━━━ GIVEN INFORMATION

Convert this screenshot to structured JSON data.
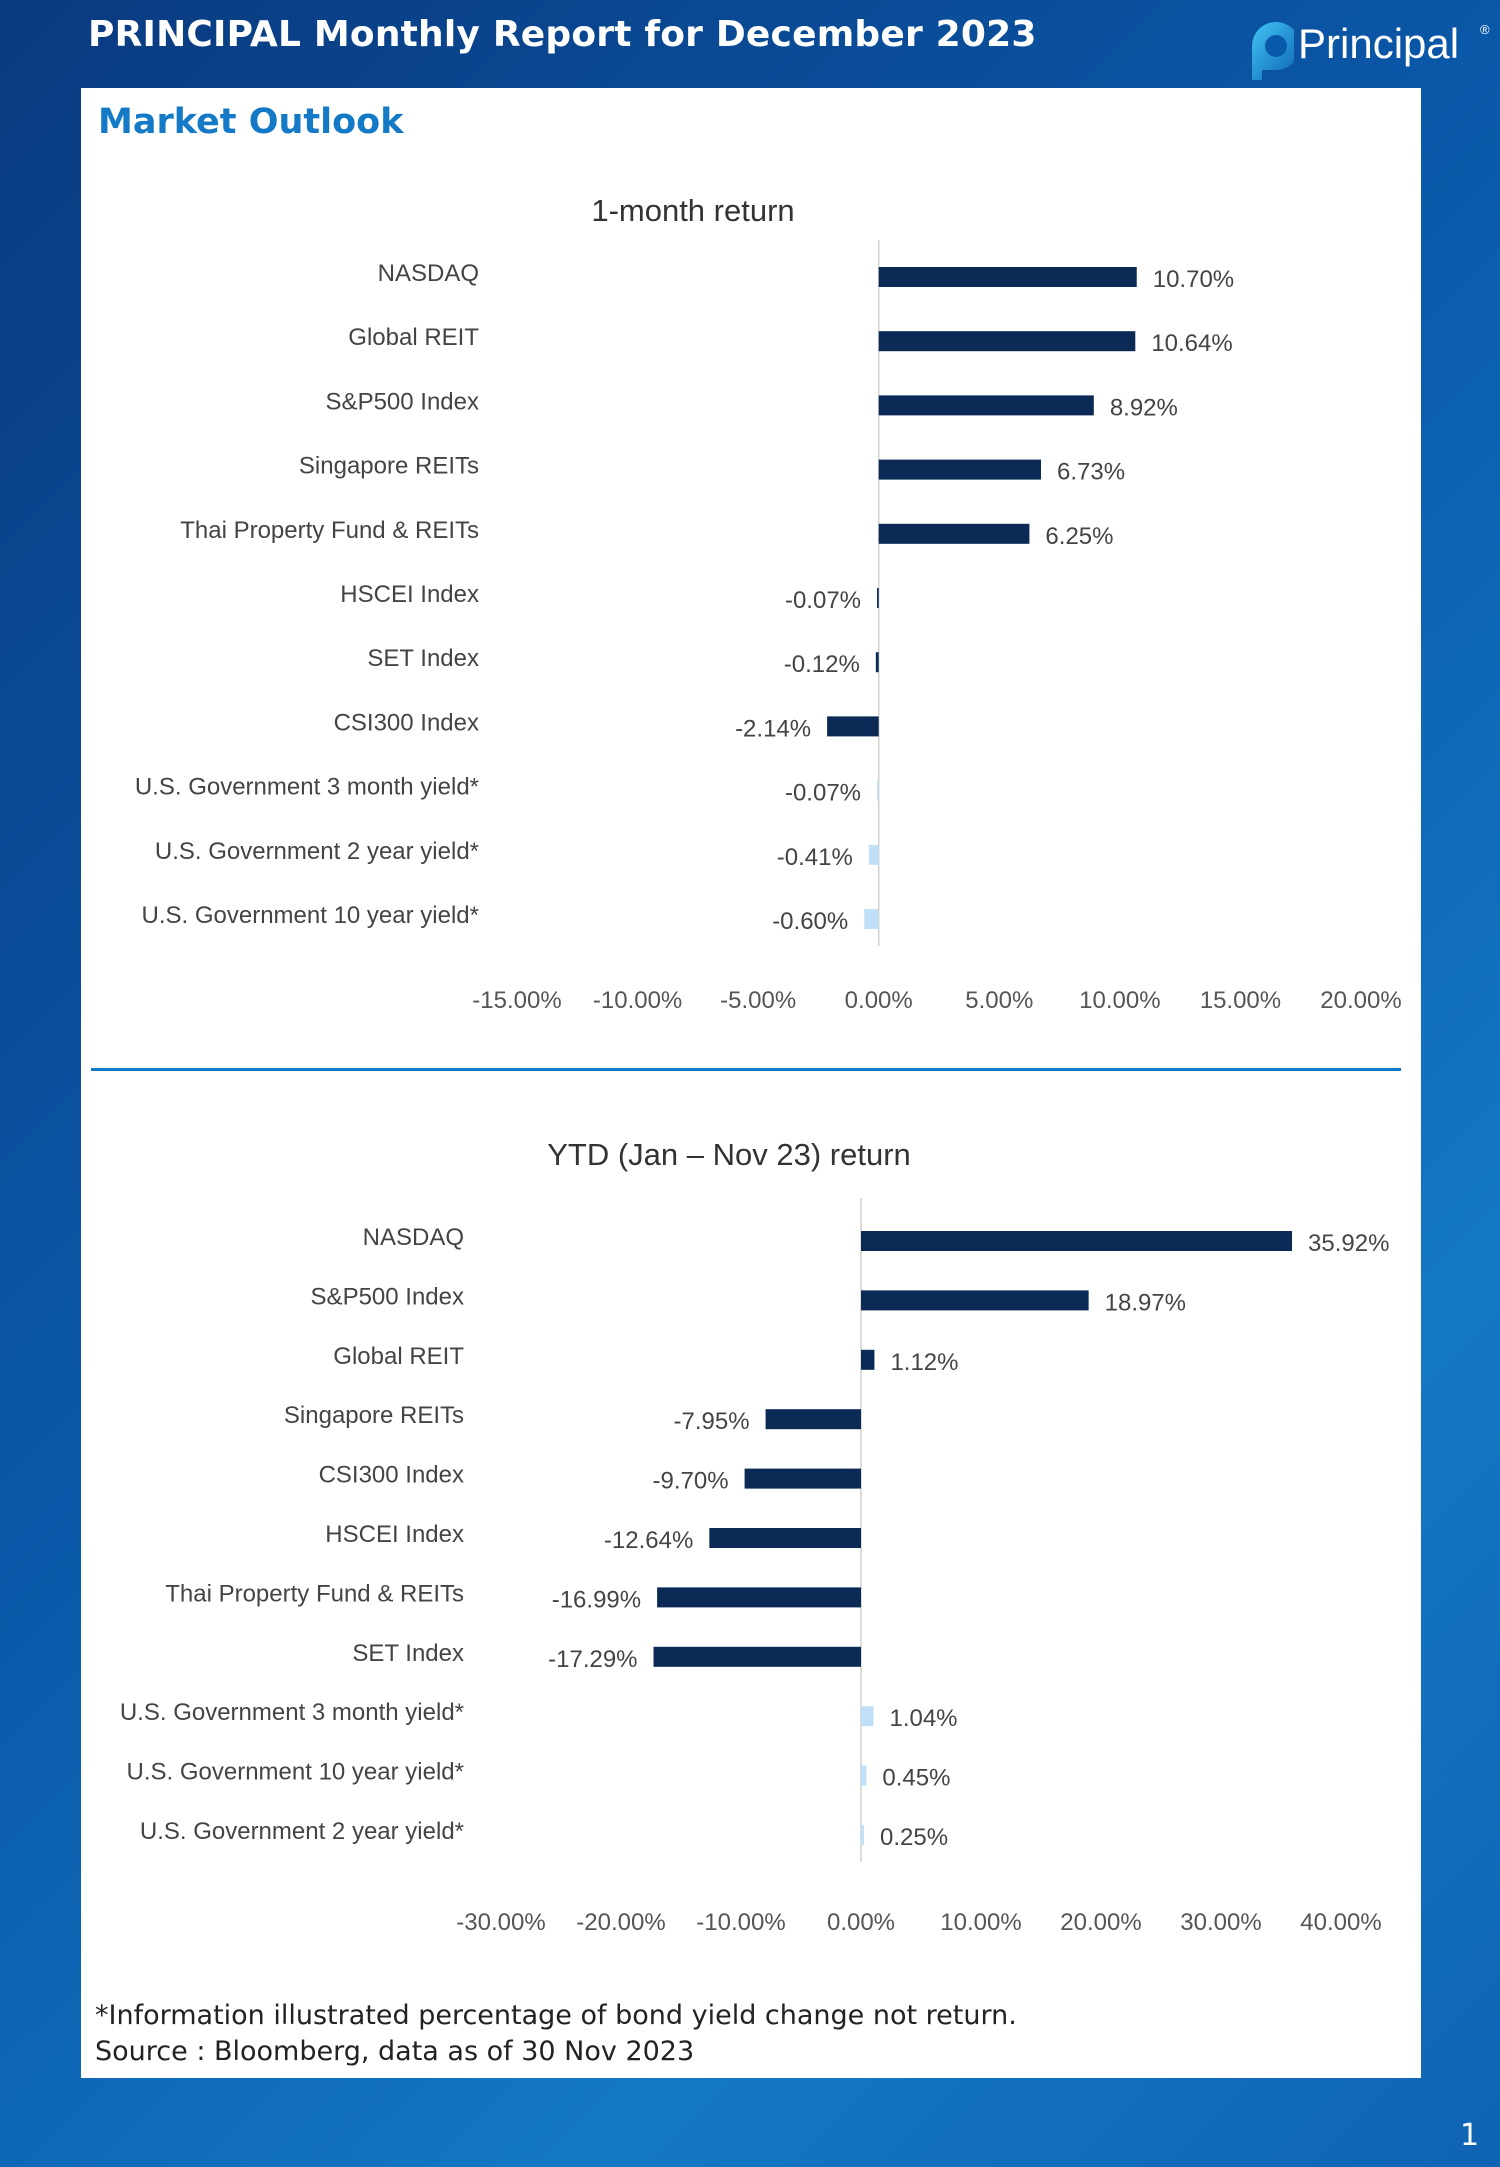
{
  "header": {
    "title": "PRINCIPAL Monthly Report for December 2023",
    "logo_text": "Principal",
    "logo_reg": "®"
  },
  "section_title": "Market Outlook",
  "colors": {
    "dark_bar": "#0b2a55",
    "light_bar": "#bfe0f7",
    "accent": "#1479c6"
  },
  "chart_data": [
    {
      "type": "bar",
      "orientation": "horizontal",
      "title": "1-month return",
      "xlim": [
        -15,
        20
      ],
      "ticks": [
        -15,
        -10,
        -5,
        0,
        5,
        10,
        15,
        20
      ],
      "tick_labels": [
        "-15.00%",
        "-10.00%",
        "-5.00%",
        "0.00%",
        "5.00%",
        "10.00%",
        "15.00%",
        "20.00%"
      ],
      "categories": [
        "NASDAQ",
        "Global REIT",
        "S&P500 Index ",
        "Singapore REITs",
        "Thai Property Fund & REITs",
        "HSCEI Index",
        "SET Index ",
        "CSI300 Index",
        "U.S. Government 3 month yield*",
        "U.S. Government 2 year yield*",
        "U.S. Government 10 year yield*"
      ],
      "values": [
        10.7,
        10.64,
        8.92,
        6.73,
        6.25,
        -0.07,
        -0.12,
        -2.14,
        -0.07,
        -0.41,
        -0.6
      ],
      "labels": [
        "10.70%",
        "10.64%",
        "8.92%",
        "6.73%",
        "6.25%",
        "-0.07%",
        "-0.12%",
        "-2.14%",
        "-0.07%",
        "-0.41%",
        "-0.60%"
      ],
      "shade": [
        "dark",
        "dark",
        "dark",
        "dark",
        "dark",
        "dark",
        "dark",
        "dark",
        "light",
        "light",
        "light"
      ]
    },
    {
      "type": "bar",
      "orientation": "horizontal",
      "title": "YTD (Jan – Nov 23) return",
      "xlim": [
        -30,
        40
      ],
      "ticks": [
        -30,
        -20,
        -10,
        0,
        10,
        20,
        30,
        40
      ],
      "tick_labels": [
        "-30.00%",
        "-20.00%",
        "-10.00%",
        "0.00%",
        "10.00%",
        "20.00%",
        "30.00%",
        "40.00%"
      ],
      "categories": [
        "NASDAQ",
        "S&P500 Index ",
        "Global REIT",
        "Singapore REITs",
        "CSI300 Index ",
        "HSCEI Index",
        "Thai Property Fund & REITs",
        "SET Index ",
        "U.S. Government 3 month yield*",
        "U.S. Government 10 year yield*",
        "U.S. Government 2 year yield*"
      ],
      "values": [
        35.92,
        18.97,
        1.12,
        -7.95,
        -9.7,
        -12.64,
        -16.99,
        -17.29,
        1.04,
        0.45,
        0.25
      ],
      "labels": [
        "35.92%",
        "18.97%",
        "1.12%",
        "-7.95%",
        "-9.70%",
        "-12.64%",
        "-16.99%",
        "-17.29%",
        "1.04%",
        "0.45%",
        "0.25%"
      ],
      "shade": [
        "dark",
        "dark",
        "dark",
        "dark",
        "dark",
        "dark",
        "dark",
        "dark",
        "light",
        "light",
        "light"
      ]
    }
  ],
  "footnote": {
    "line1": "*Information illustrated percentage of bond yield change not return.",
    "line2": "Source : Bloomberg, data as of 30 Nov 2023"
  },
  "page_number": "1"
}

━━━━━━

> DIRECTION
Quote everything in the listing above exactly; pictures are the only thing to omit.

> TASK ANSWER
Convert this screenshot to structured JSON data.
{
  "header": {
    "title": "PRINCIPAL Monthly Report for December 2023",
    "logo_text": "Principal",
    "logo_reg": "®"
  },
  "section_title": "Market Outlook",
  "colors": {
    "dark_bar": "#0b2a55",
    "light_bar": "#bfe0f7",
    "accent": "#1479c6"
  },
  "chart_data": [
    {
      "type": "bar",
      "orientation": "horizontal",
      "title": "1-month return",
      "xlim": [
        -15,
        20
      ],
      "ticks": [
        -15,
        -10,
        -5,
        0,
        5,
        10,
        15,
        20
      ],
      "tick_labels": [
        "-15.00%",
        "-10.00%",
        "-5.00%",
        "0.00%",
        "5.00%",
        "10.00%",
        "15.00%",
        "20.00%"
      ],
      "categories": [
        "NASDAQ",
        "Global REIT",
        "S&P500 Index ",
        "Singapore REITs",
        "Thai Property Fund & REITs",
        "HSCEI Index",
        "SET Index ",
        "CSI300 Index",
        "U.S. Government 3 month yield*",
        "U.S. Government 2 year yield*",
        "U.S. Government 10 year yield*"
      ],
      "values": [
        10.7,
        10.64,
        8.92,
        6.73,
        6.25,
        -0.07,
        -0.12,
        -2.14,
        -0.07,
        -0.41,
        -0.6
      ],
      "labels": [
        "10.70%",
        "10.64%",
        "8.92%",
        "6.73%",
        "6.25%",
        "-0.07%",
        "-0.12%",
        "-2.14%",
        "-0.07%",
        "-0.41%",
        "-0.60%"
      ],
      "shade": [
        "dark",
        "dark",
        "dark",
        "dark",
        "dark",
        "dark",
        "dark",
        "dark",
        "light",
        "light",
        "light"
      ]
    },
    {
      "type": "bar",
      "orientation": "horizontal",
      "title": "YTD (Jan – Nov 23) return",
      "xlim": [
        -30,
        40
      ],
      "ticks": [
        -30,
        -20,
        -10,
        0,
        10,
        20,
        30,
        40
      ],
      "tick_labels": [
        "-30.00%",
        "-20.00%",
        "-10.00%",
        "0.00%",
        "10.00%",
        "20.00%",
        "30.00%",
        "40.00%"
      ],
      "categories": [
        "NASDAQ",
        "S&P500 Index ",
        "Global REIT",
        "Singapore REITs",
        "CSI300 Index ",
        "HSCEI Index",
        "Thai Property Fund & REITs",
        "SET Index ",
        "U.S. Government 3 month yield*",
        "U.S. Government 10 year yield*",
        "U.S. Government 2 year yield*"
      ],
      "values": [
        35.92,
        18.97,
        1.12,
        -7.95,
        -9.7,
        -12.64,
        -16.99,
        -17.29,
        1.04,
        0.45,
        0.25
      ],
      "labels": [
        "35.92%",
        "18.97%",
        "1.12%",
        "-7.95%",
        "-9.70%",
        "-12.64%",
        "-16.99%",
        "-17.29%",
        "1.04%",
        "0.45%",
        "0.25%"
      ],
      "shade": [
        "dark",
        "dark",
        "dark",
        "dark",
        "dark",
        "dark",
        "dark",
        "dark",
        "light",
        "light",
        "light"
      ]
    }
  ],
  "footnote": {
    "line1": "*Information illustrated percentage of bond yield change not return.",
    "line2": "Source : Bloomberg, data as of 30 Nov 2023"
  },
  "page_number": "1"
}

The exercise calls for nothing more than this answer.